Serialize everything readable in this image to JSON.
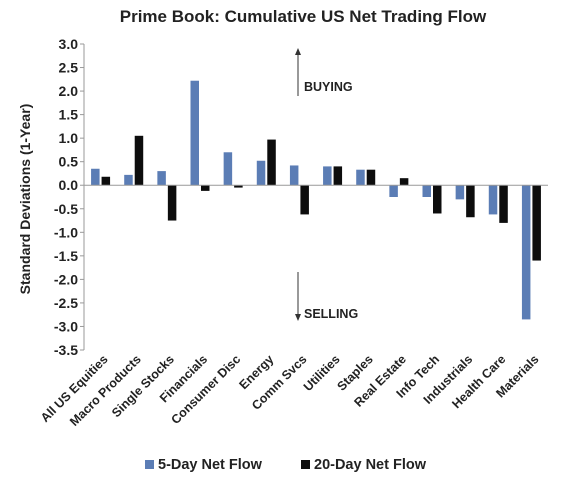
{
  "chart_data": {
    "type": "bar",
    "title": "Prime Book: Cumulative US Net Trading Flow",
    "ylabel": "Standard Deviations (1-Year)",
    "xlabel": "",
    "ylim": [
      -3.5,
      3.0
    ],
    "yticks": [
      "3.0",
      "2.5",
      "2.0",
      "1.5",
      "1.0",
      "0.5",
      "0.0",
      "-0.5",
      "-1.0",
      "-1.5",
      "-2.0",
      "-2.5",
      "-3.0",
      "-3.5"
    ],
    "grid": false,
    "legend_position": "bottom",
    "categories": [
      "All US Equities",
      "Macro Products",
      "Single Stocks",
      "Financials",
      "Consumer Disc",
      "Energy",
      "Comm Svcs",
      "Utilities",
      "Staples",
      "Real Estate",
      "Info Tech",
      "Industrials",
      "Health Care",
      "Materials"
    ],
    "series": [
      {
        "name": "5-Day Net Flow",
        "color": "#5b7db5",
        "values": [
          0.35,
          0.22,
          0.3,
          2.22,
          0.7,
          0.52,
          0.42,
          0.4,
          0.33,
          -0.25,
          -0.25,
          -0.3,
          -0.62,
          -2.85
        ]
      },
      {
        "name": "20-Day Net Flow",
        "color": "#0d0d0d",
        "values": [
          0.18,
          1.05,
          -0.75,
          -0.12,
          -0.05,
          0.97,
          -0.62,
          0.4,
          0.33,
          0.15,
          -0.6,
          -0.68,
          -0.8,
          -1.6
        ]
      }
    ],
    "annotations": [
      {
        "text": "BUYING",
        "direction": "up"
      },
      {
        "text": "SELLING",
        "direction": "down"
      }
    ]
  }
}
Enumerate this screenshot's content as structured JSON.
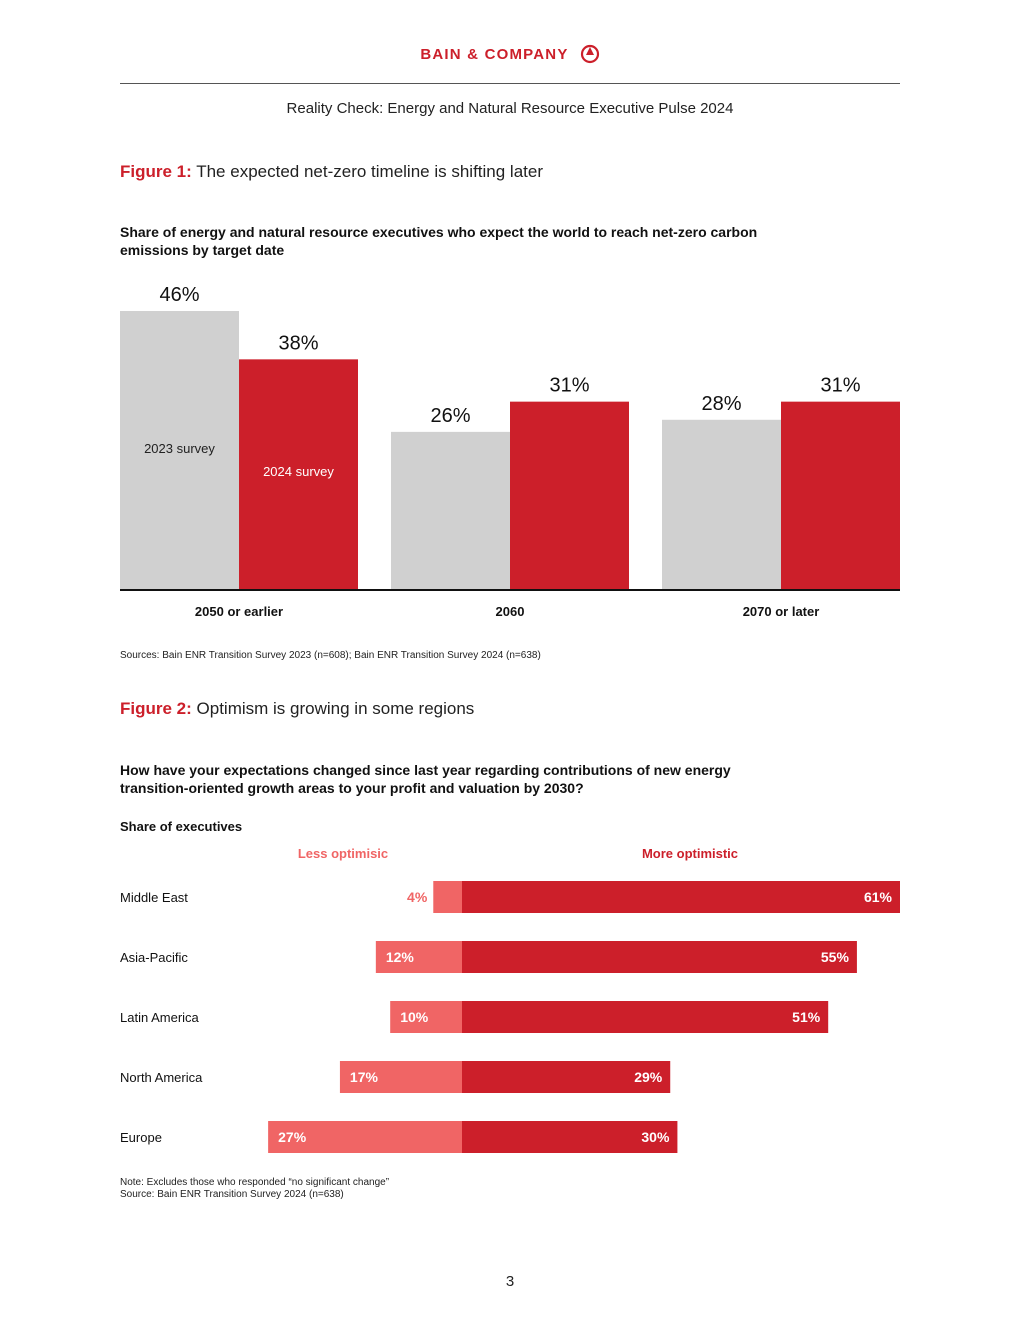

::::::

== Exercise directions ==
Read through the entries and copy every line that includes "this".

== Result below ==
Serialize everything readable in this image to JSON.
Enumerate this screenshot's content as structured JSON.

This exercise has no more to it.